● **Written task**
Exactly repeat all the records below, omitting the images they hold.

● **Stored records**
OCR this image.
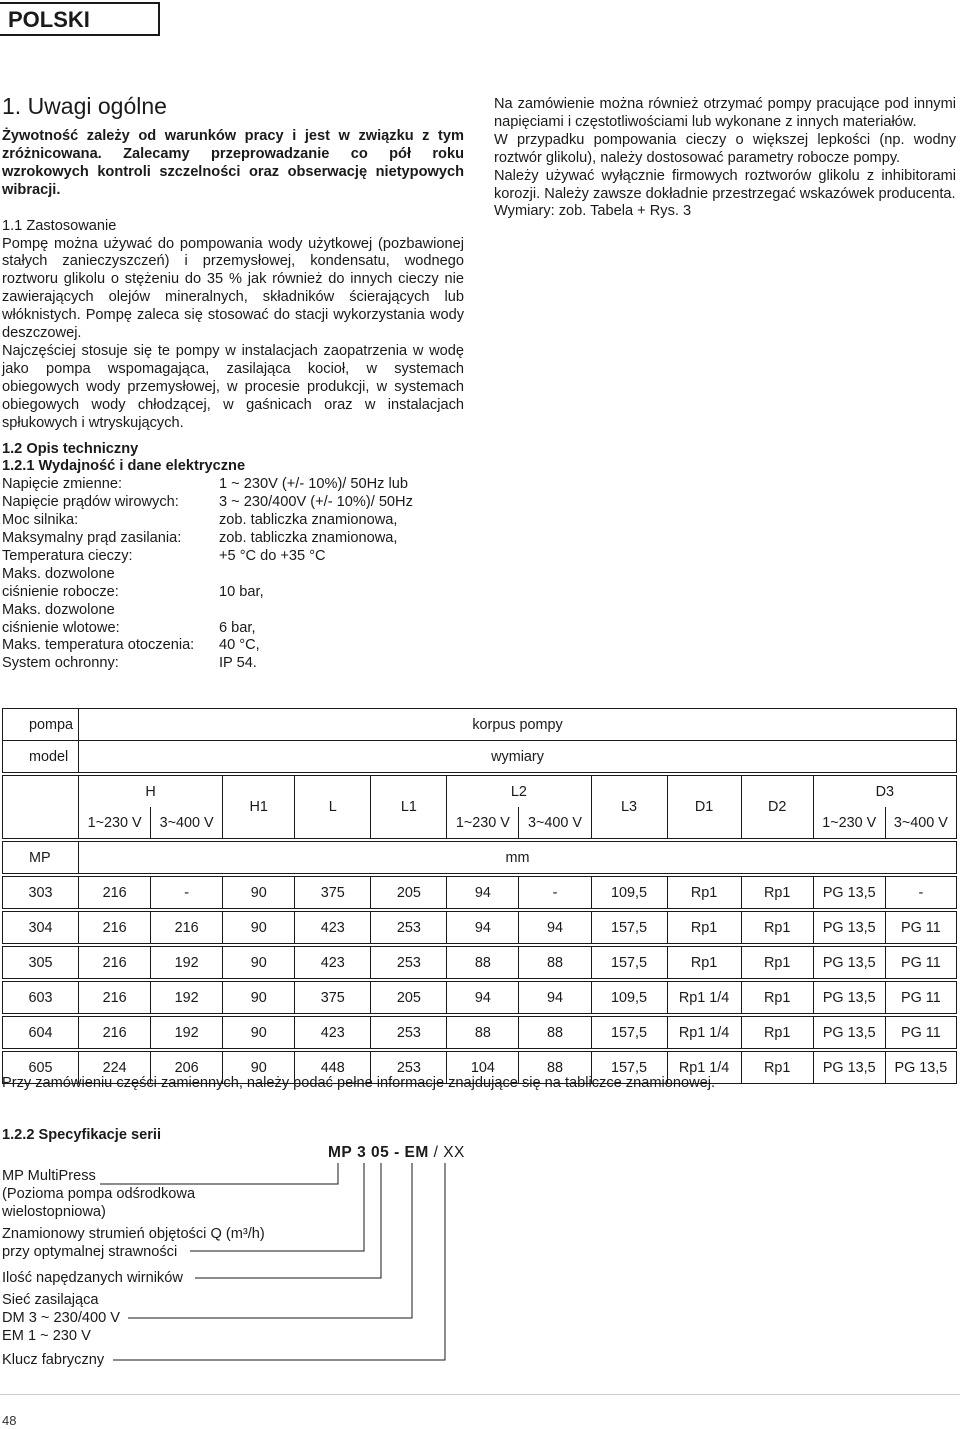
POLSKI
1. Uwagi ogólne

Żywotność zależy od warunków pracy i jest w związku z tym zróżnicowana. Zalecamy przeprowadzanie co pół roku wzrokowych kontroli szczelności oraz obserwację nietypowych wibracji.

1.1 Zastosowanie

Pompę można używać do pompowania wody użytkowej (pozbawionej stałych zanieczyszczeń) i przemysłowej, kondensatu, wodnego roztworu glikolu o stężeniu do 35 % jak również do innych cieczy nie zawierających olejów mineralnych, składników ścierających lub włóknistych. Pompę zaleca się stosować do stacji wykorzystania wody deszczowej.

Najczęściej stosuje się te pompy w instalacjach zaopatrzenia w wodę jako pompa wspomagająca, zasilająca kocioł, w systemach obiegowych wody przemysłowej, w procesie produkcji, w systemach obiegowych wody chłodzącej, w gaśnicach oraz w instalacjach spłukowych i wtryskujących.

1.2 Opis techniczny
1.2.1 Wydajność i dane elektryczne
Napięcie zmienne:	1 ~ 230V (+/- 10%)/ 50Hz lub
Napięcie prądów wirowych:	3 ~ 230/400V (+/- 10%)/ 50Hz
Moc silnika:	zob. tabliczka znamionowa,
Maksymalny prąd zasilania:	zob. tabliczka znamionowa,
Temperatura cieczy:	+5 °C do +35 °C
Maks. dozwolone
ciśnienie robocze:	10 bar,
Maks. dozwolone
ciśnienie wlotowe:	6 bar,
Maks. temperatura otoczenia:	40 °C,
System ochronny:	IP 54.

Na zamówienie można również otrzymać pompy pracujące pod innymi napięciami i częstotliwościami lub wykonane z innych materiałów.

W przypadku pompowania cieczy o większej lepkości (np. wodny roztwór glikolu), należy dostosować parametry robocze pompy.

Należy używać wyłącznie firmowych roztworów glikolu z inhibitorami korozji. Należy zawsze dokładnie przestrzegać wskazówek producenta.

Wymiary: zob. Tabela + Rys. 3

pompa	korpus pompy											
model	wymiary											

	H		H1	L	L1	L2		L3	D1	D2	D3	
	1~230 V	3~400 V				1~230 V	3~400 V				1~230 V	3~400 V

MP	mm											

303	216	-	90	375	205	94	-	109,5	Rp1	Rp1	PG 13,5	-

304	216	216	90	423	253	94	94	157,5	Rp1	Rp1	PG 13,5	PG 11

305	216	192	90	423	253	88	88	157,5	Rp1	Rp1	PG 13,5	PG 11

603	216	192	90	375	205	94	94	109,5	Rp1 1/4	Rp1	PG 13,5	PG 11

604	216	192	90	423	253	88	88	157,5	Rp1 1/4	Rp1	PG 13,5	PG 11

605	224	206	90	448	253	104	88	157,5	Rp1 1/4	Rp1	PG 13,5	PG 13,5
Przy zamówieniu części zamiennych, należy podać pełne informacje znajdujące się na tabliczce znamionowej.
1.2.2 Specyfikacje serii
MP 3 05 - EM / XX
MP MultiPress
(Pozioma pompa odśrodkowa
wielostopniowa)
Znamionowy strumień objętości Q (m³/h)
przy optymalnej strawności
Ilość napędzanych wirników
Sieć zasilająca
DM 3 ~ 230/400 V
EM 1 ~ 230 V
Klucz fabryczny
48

● **Full output**
OCR this image.
POLSKI
1. Uwagi ogólne

Żywotność zależy od warunków pracy i jest w związku z tym zróżnicowana. Zalecamy przeprowadzanie co pół roku wzrokowych kontroli szczelności oraz obserwację nietypowych wibracji.

1.1 Zastosowanie

Pompę można używać do pompowania wody użytkowej (pozbawionej stałych zanieczyszczeń) i przemysłowej, kondensatu, wodnego roztworu glikolu o stężeniu do 35 % jak również do innych cieczy nie zawierających olejów mineralnych, składników ścierających lub włóknistych. Pompę zaleca się stosować do stacji wykorzystania wody deszczowej.

Najczęściej stosuje się te pompy w instalacjach zaopatrzenia w wodę jako pompa wspomagająca, zasilająca kocioł, w systemach obiegowych wody przemysłowej, w procesie produkcji, w systemach obiegowych wody chłodzącej, w gaśnicach oraz w instalacjach spłukowych i wtryskujących.

1.2 Opis techniczny
1.2.1 Wydajność i dane elektryczne
Napięcie zmienne:	1 ~ 230V (+/- 10%)/ 50Hz lub
Napięcie prądów wirowych:	3 ~ 230/400V (+/- 10%)/ 50Hz
Moc silnika:	zob. tabliczka znamionowa,
Maksymalny prąd zasilania:	zob. tabliczka znamionowa,
Temperatura cieczy:	+5 °C do +35 °C
Maks. dozwolone
ciśnienie robocze:	10 bar,
Maks. dozwolone
ciśnienie wlotowe:	6 bar,
Maks. temperatura otoczenia:	40 °C,
System ochronny:	IP 54.

Na zamówienie można również otrzymać pompy pracujące pod innymi napięciami i częstotliwościami lub wykonane z innych materiałów.

W przypadku pompowania cieczy o większej lepkości (np. wodny roztwór glikolu), należy dostosować parametry robocze pompy.

Należy używać wyłącznie firmowych roztworów glikolu z inhibitorami korozji. Należy zawsze dokładnie przestrzegać wskazówek producenta.

Wymiary: zob. Tabela + Rys. 3

pompa	korpus pompy											
model	wymiary											

	H		H1	L	L1	L2		L3	D1	D2	D3	
	1~230 V	3~400 V				1~230 V	3~400 V				1~230 V	3~400 V

MP	mm											

303	216	-	90	375	205	94	-	109,5	Rp1	Rp1	PG 13,5	-

304	216	216	90	423	253	94	94	157,5	Rp1	Rp1	PG 13,5	PG 11

305	216	192	90	423	253	88	88	157,5	Rp1	Rp1	PG 13,5	PG 11

603	216	192	90	375	205	94	94	109,5	Rp1 1/4	Rp1	PG 13,5	PG 11

604	216	192	90	423	253	88	88	157,5	Rp1 1/4	Rp1	PG 13,5	PG 11

605	224	206	90	448	253	104	88	157,5	Rp1 1/4	Rp1	PG 13,5	PG 13,5
Przy zamówieniu części zamiennych, należy podać pełne informacje znajdujące się na tabliczce znamionowej.
1.2.2 Specyfikacje serii
MP 3 05 - EM / XX
MP MultiPress
(Pozioma pompa odśrodkowa
wielostopniowa)
Znamionowy strumień objętości Q (m³/h)
przy optymalnej strawności
Ilość napędzanych wirników
Sieć zasilająca
DM 3 ~ 230/400 V
EM 1 ~ 230 V
Klucz fabryczny
48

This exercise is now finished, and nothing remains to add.